*WHAT IS REQUIRED*. Repeat all entries exactly.

*EXCERPTED DATA*.
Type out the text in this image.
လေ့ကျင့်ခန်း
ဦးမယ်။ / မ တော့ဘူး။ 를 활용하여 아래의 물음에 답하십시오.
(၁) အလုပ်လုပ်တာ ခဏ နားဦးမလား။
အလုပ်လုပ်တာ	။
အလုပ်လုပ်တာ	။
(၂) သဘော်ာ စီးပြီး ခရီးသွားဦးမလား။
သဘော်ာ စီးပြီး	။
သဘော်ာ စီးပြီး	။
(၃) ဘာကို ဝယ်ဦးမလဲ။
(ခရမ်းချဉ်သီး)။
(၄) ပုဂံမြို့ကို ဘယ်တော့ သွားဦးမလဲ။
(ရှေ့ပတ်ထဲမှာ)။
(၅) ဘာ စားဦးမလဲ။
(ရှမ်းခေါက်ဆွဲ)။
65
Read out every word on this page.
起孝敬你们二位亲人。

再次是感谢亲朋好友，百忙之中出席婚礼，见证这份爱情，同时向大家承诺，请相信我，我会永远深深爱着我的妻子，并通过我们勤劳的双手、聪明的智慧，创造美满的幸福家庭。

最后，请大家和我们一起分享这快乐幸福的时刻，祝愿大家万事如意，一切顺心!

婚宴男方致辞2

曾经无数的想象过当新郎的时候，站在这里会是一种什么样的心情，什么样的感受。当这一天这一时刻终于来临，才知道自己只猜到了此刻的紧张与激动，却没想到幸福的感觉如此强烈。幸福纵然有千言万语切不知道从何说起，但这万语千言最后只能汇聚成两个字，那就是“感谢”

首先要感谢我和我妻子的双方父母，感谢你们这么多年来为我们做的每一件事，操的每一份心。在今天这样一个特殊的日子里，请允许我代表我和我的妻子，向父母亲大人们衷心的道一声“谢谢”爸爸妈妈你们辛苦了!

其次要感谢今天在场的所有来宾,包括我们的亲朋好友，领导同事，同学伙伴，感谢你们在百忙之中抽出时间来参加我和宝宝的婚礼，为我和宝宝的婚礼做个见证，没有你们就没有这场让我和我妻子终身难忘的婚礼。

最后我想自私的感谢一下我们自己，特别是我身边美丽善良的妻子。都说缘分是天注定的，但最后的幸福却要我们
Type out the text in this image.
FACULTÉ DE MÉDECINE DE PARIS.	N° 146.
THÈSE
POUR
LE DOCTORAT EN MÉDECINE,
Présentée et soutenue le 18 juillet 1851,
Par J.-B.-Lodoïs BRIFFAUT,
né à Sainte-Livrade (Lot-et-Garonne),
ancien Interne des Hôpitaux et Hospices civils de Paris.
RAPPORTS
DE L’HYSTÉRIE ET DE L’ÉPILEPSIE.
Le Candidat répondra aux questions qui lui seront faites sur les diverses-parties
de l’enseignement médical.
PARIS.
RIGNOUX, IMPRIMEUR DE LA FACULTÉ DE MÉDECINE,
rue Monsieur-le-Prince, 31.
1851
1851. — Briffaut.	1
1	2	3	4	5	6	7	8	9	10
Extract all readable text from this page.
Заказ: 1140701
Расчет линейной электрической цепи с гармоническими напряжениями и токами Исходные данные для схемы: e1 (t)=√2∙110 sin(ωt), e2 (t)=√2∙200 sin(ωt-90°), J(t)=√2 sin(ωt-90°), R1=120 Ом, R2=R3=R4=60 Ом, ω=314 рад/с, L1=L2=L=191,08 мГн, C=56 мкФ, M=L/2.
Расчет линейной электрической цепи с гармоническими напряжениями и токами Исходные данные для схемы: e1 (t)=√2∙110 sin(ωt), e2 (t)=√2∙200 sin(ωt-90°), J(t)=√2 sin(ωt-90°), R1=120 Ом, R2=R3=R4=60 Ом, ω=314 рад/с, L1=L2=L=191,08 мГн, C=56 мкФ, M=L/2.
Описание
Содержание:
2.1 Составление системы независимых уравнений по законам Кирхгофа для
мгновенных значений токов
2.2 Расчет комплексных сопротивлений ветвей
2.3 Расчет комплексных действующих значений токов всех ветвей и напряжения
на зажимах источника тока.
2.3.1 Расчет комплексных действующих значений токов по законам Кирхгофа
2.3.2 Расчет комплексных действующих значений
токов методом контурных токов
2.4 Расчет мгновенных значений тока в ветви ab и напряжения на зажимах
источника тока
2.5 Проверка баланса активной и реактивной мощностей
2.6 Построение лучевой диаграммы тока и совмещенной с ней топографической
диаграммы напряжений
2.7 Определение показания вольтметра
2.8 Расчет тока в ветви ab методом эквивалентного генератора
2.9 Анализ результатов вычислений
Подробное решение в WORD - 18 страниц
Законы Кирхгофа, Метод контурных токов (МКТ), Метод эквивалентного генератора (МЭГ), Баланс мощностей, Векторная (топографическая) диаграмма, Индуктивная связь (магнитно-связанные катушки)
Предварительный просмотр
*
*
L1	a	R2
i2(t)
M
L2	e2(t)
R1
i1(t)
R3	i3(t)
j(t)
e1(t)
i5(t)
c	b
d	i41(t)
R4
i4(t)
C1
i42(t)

*RESULT FOR THIS TASK*.
Type out the text in this image.
လေ့ကျင့်ခန်း
ဦးမယ်။ / မ တော့ဘူး။ 를 활용하여 아래의 물음에 답하십시오.
(၁) အလုပ်လုပ်တာ ခဏ နားဦးမလား။
အလုပ်လုပ်တာ	။
အလုပ်လုပ်တာ	။
(၂) သဘော်ာ စီးပြီး ခရီးသွားဦးမလား။
သဘော်ာ စီးပြီး	။
သဘော်ာ စီးပြီး	။
(၃) ဘာကို ဝယ်ဦးမလဲ။
(ခရမ်းချဉ်သီး)။
(၄) ပုဂံမြို့ကို ဘယ်တော့ သွားဦးမလဲ။
(ရှေ့ပတ်ထဲမှာ)။
(၅) ဘာ စားဦးမလဲ။
(ရှမ်းခေါက်ဆွဲ)။
65
Read out every word on this page.
起孝敬你们二位亲人。

再次是感谢亲朋好友，百忙之中出席婚礼，见证这份爱情，同时向大家承诺，请相信我，我会永远深深爱着我的妻子，并通过我们勤劳的双手、聪明的智慧，创造美满的幸福家庭。

最后，请大家和我们一起分享这快乐幸福的时刻，祝愿大家万事如意，一切顺心!

婚宴男方致辞2

曾经无数的想象过当新郎的时候，站在这里会是一种什么样的心情，什么样的感受。当这一天这一时刻终于来临，才知道自己只猜到了此刻的紧张与激动，却没想到幸福的感觉如此强烈。幸福纵然有千言万语切不知道从何说起，但这万语千言最后只能汇聚成两个字，那就是“感谢”

首先要感谢我和我妻子的双方父母，感谢你们这么多年来为我们做的每一件事，操的每一份心。在今天这样一个特殊的日子里，请允许我代表我和我的妻子，向父母亲大人们衷心的道一声“谢谢”爸爸妈妈你们辛苦了!

其次要感谢今天在场的所有来宾,包括我们的亲朋好友，领导同事，同学伙伴，感谢你们在百忙之中抽出时间来参加我和宝宝的婚礼，为我和宝宝的婚礼做个见证，没有你们就没有这场让我和我妻子终身难忘的婚礼。

最后我想自私的感谢一下我们自己，特别是我身边美丽善良的妻子。都说缘分是天注定的，但最后的幸福却要我们
Type out the text in this image.
FACULTÉ DE MÉDECINE DE PARIS.	N° 146.
THÈSE
POUR
LE DOCTORAT EN MÉDECINE,
Présentée et soutenue le 18 juillet 1851,
Par J.-B.-Lodoïs BRIFFAUT,
né à Sainte-Livrade (Lot-et-Garonne),
ancien Interne des Hôpitaux et Hospices civils de Paris.
RAPPORTS
DE L’HYSTÉRIE ET DE L’ÉPILEPSIE.
Le Candidat répondra aux questions qui lui seront faites sur les diverses-parties
de l’enseignement médical.
PARIS.
RIGNOUX, IMPRIMEUR DE LA FACULTÉ DE MÉDECINE,
rue Monsieur-le-Prince, 31.
1851
1851. — Briffaut.	1
1	2	3	4	5	6	7	8	9	10
Extract all readable text from this page.
Заказ: 1140701
Расчет линейной электрической цепи с гармоническими напряжениями и токами Исходные данные для схемы: e1 (t)=√2∙110 sin(ωt), e2 (t)=√2∙200 sin(ωt-90°), J(t)=√2 sin(ωt-90°), R1=120 Ом, R2=R3=R4=60 Ом, ω=314 рад/с, L1=L2=L=191,08 мГн, C=56 мкФ, M=L/2.
Расчет линейной электрической цепи с гармоническими напряжениями и токами Исходные данные для схемы: e1 (t)=√2∙110 sin(ωt), e2 (t)=√2∙200 sin(ωt-90°), J(t)=√2 sin(ωt-90°), R1=120 Ом, R2=R3=R4=60 Ом, ω=314 рад/с, L1=L2=L=191,08 мГн, C=56 мкФ, M=L/2.
Описание
Содержание:
2.1 Составление системы независимых уравнений по законам Кирхгофа для
мгновенных значений токов
2.2 Расчет комплексных сопротивлений ветвей
2.3 Расчет комплексных действующих значений токов всех ветвей и напряжения
на зажимах источника тока.
2.3.1 Расчет комплексных действующих значений токов по законам Кирхгофа
2.3.2 Расчет комплексных действующих значений
токов методом контурных токов
2.4 Расчет мгновенных значений тока в ветви ab и напряжения на зажимах
источника тока
2.5 Проверка баланса активной и реактивной мощностей
2.6 Построение лучевой диаграммы тока и совмещенной с ней топографической
диаграммы напряжений
2.7 Определение показания вольтметра
2.8 Расчет тока в ветви ab методом эквивалентного генератора
2.9 Анализ результатов вычислений
Подробное решение в WORD - 18 страниц
Законы Кирхгофа, Метод контурных токов (МКТ), Метод эквивалентного генератора (МЭГ), Баланс мощностей, Векторная (топографическая) диаграмма, Индуктивная связь (магнитно-связанные катушки)
Предварительный просмотр
*
*
L1	a	R2
i2(t)
M
L2	e2(t)
R1
i1(t)
R3	i3(t)
j(t)
e1(t)
i5(t)
c	b
d	i41(t)
R4
i4(t)
C1
i42(t)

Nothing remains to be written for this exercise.